Nestled at the base of Pikes Peak sits the tiny community of Manitou Springs in Southern Colorado. Once a mecca for spiritual renewals, early resident’s long deceased still refuse to leave. It's one of Manitou Springs' oldest ghost stories, and every year the town makes sure it lives on.
Long before white settlers set foot into the Rocky Mountains the Native Americans revered Manitou Springs as a place of spiritual and physical healing. The springs that bubble in the area contain curative minerals which drew people to Manitou Springs. The Native Americans, especially the Utes would come down Ute Pass now highway 24 to drink the waters which flowed out of the ground.
More than 100 years ago Emma Crawford came to Manitou Springs in search of a cure for her Tuberculosis. It was thought that the town's crisp mountain air and healing waters could help her, and for a while it did. She drank the waters, and she started feeling better, but she always wanted to hike up Red Mountain. To honor the Native Americans she would sometimes call the mountain Red Chief Mountain.
Against all medical advice, Emma set out on a journey up the mountain and accomplished her goal. To mark her efforts she tied a red handkerchief around a Pinion tree, and later wished that if she ever did die Red Mountain would be where she wanted to be buried. Things were looking bright for young Emma, and she was in the middle of planning her wedding when things took a turn for the worse, and she succumbed to her illness. Emma's finance carried out her final wish and found 12 men to carry her coffin to the top of Red Mountain. The 12 men had to work in shifts and spent two days trying to get Emma to her final resting place. Due to the loose gravel, they had to go back and try the next day, but they eventually got her up there.
Emma was laid to rest, but her eternal sleep was interrupted. A decade later a developer was given permission to build an incline to the top of Red Mountain which would terminate at Emma’s gravesite. The developer exhumed Emma’s coffin and buried it on the opposite side of the mountain. Year’s later torrential rains in Manitou Springs washed Emma's coffin back down Red Mountain, and legend has it she was found by some young children playing in Ruxton Canyon. They ran by this skull, and nearby were the silver handles, and the name plate to her coffin, so they brought them downtown to the sheriff.
Emma was reburied in Crystal Valley Cemetery, where a headstone marks her story. But is she at rest?

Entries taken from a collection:
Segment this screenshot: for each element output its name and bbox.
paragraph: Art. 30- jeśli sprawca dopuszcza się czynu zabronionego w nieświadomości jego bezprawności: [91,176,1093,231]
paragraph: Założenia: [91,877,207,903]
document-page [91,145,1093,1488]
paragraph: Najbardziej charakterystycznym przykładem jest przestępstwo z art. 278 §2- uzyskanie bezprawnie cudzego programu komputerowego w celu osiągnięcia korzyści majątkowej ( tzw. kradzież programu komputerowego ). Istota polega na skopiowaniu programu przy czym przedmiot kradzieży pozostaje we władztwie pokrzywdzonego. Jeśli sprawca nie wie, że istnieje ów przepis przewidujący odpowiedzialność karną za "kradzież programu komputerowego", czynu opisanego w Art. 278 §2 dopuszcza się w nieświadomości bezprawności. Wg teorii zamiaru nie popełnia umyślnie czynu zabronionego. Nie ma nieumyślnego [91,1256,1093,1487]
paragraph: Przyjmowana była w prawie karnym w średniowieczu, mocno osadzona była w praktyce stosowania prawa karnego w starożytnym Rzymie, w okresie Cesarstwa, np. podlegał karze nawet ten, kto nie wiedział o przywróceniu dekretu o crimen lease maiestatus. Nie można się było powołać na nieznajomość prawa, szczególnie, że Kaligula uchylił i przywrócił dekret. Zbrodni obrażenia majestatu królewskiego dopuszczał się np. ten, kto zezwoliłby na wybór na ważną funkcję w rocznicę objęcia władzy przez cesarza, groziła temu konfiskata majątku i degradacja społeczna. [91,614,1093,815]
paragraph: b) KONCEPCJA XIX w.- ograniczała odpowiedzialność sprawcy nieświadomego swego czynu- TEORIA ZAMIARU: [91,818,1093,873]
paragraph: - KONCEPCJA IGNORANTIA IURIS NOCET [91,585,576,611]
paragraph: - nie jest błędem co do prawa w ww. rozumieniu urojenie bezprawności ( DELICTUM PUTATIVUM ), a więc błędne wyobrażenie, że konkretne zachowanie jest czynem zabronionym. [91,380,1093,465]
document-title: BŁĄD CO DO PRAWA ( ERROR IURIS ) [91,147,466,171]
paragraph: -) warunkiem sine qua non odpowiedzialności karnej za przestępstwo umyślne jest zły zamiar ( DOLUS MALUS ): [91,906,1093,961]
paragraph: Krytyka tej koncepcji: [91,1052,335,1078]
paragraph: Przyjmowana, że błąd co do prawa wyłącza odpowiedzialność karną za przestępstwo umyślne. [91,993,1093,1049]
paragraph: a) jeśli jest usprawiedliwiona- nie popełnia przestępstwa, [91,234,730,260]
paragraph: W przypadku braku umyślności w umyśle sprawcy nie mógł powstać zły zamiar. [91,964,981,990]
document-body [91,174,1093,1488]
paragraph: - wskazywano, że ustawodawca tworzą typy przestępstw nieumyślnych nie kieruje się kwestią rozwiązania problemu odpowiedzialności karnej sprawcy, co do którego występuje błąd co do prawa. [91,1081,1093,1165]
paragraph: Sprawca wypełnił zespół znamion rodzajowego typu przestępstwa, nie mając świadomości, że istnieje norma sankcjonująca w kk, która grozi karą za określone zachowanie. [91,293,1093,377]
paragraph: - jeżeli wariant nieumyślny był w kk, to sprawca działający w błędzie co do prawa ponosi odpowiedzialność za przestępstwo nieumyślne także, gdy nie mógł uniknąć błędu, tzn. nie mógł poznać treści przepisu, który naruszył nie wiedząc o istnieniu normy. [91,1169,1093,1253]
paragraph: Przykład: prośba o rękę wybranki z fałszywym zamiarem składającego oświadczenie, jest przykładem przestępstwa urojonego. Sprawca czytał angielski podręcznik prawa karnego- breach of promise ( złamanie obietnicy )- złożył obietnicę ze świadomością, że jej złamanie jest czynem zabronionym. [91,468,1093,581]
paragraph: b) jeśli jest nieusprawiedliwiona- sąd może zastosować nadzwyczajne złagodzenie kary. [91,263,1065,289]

## Task requirements
1 > Using the text on the Manitou Springs ghost story, decide whether each statement agrees with it. Answer yes or no for each, and quote the words from the text that settle it.
(a) Emma Crawford came to Manitou Springs looking for a cure for tuberculosis.
(b) The men carrying Emma's coffin reached the top of Red Mountain in a single day.
(c) The developer reburied Emma's coffin on the opposite side of the mountain.
2 > Recast the paragraph of the Manitou Springs ghost story beginning "Emma was laid to rest" as a short list, keeping its main facts.
3 > Continue the Manitou Springs ghost story from its final line.

## Answers per task
1 >
(a) Yes: "More than 100 years ago Emma Crawford came to Manitou Springs in search of a cure for her Tuberculosis."
(b) No: "The 12 men had to work in shifts and spent two days trying to get Emma to her final resting place."
(c) Yes: "The developer exhumed Emma’s coffin and buried it on the opposite side of the mountain."

2 >
- Emma's burial on Red Mountain did not stay undisturbed.
- A decade later, a developer received permission to build an incline to the top of Red Mountain, ending at her gravesite.
- The developer dug up her coffin and reburied it on the other side of the mountain.
- Years later, heavy rains washed the coffin back down the mountain.
- According to legend, young children playing in Ruxton Canyon found her skull, along with the coffin's silver handles and name plate.
- The children took these items downtown to the sheriff.

3 >
The incline no longer exists, and the only access to the top of Red Mountain is by foot. For some of those who make the ascent to Red Mountain have told Emma is there to greet them. Some say Emma also shows herself behind the windows of the Crawford House where she and her family would stay during their visits to Manitou Springs and often hear her play the piano.
Maybe on this day we’ll see this loving and caring woman on the summit of Red “Chief” Mountain with her bright smile and her red handkerchief .
Paul Intemann Memorial Nature Trail is a popular trail that winds south of Manitou Springs. When hiking from north to south the trail head is located off the Ruxton Avenue by the Iron Spring Gazebo. Follow the trail through Spring Street and through the gate. After about 1/2 mile you will see a spur that leads up to the Red Mountain. Standing south of Manitou Springs, Red Mountain (7375 ft) can be accessed by a short but rewarding hike. Some remains of the summit structures can still be seen. Start at the Iron Springs trailhead for Paul Intemann trail. About half a mile past the gate we'll reach the trail junction with Red Mountain trail spur to the right. From here the trail starts climbing rather steeply through the forest. Once we reach the bare saddle keep left to the summit. We'll enjoy great views including Manitou Springs, Williams Canyon, The Incline and Pikes Peak.
After the hike I'd like to walk through town and check out some of the historical museums and landmarks.
Length: Total length of both segments is 5 miles.
Difficulty: Easy to Moderate with a 1,000 ft elevation gain.
Directions: From the Denver area and Colorado Springs area take the Valley Highway (I-25). Exit onto US-24 Westbound to Manitou Avenue and drive into downtown Manitou Springs. At the round about turn on to Ruxton Avenue. Continue up the hill and find parking on the side of the street somewhere by the Iron Spring gazebo.
I hope you all have a great week!!!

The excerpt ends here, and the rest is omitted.